#### What this task involves:
Reply with one number: the count of lines in the data that hold the string "Innovation".

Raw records
======

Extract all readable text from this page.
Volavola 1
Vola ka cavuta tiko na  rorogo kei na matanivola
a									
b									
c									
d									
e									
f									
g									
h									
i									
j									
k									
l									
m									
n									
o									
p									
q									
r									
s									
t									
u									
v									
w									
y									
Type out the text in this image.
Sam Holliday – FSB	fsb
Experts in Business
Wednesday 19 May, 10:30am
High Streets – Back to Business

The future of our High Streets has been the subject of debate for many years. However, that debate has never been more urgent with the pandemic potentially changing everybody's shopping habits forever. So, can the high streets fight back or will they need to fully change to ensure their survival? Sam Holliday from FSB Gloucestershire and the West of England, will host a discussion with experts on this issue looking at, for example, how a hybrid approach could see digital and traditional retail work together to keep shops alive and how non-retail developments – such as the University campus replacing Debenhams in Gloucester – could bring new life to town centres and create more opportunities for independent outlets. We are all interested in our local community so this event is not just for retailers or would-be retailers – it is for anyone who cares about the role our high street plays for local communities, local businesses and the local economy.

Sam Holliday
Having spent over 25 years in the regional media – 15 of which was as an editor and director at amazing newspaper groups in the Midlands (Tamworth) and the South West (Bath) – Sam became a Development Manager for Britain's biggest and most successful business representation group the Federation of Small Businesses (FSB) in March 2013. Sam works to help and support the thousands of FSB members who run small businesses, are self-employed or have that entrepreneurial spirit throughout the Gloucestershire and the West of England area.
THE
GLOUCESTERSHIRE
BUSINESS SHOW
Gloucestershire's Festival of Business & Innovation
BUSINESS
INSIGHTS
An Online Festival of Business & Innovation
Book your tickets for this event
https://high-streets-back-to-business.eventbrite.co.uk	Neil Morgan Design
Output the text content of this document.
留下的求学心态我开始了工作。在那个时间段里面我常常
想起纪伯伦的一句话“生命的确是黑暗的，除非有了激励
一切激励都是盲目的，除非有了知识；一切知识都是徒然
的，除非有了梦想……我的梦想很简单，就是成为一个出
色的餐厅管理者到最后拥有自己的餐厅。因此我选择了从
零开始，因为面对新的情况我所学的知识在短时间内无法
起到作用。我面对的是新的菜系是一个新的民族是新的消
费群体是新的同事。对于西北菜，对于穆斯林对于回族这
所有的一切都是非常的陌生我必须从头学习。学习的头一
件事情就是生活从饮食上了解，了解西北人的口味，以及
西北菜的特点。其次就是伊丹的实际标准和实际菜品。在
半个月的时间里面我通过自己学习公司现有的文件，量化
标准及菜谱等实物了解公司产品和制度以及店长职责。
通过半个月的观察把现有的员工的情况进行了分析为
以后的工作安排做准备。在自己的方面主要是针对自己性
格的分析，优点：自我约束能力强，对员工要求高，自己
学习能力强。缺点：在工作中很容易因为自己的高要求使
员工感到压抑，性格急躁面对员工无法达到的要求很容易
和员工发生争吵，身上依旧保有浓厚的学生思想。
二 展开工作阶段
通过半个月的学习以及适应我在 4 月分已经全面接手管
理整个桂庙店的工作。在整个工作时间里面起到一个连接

======

#### Correct response:
2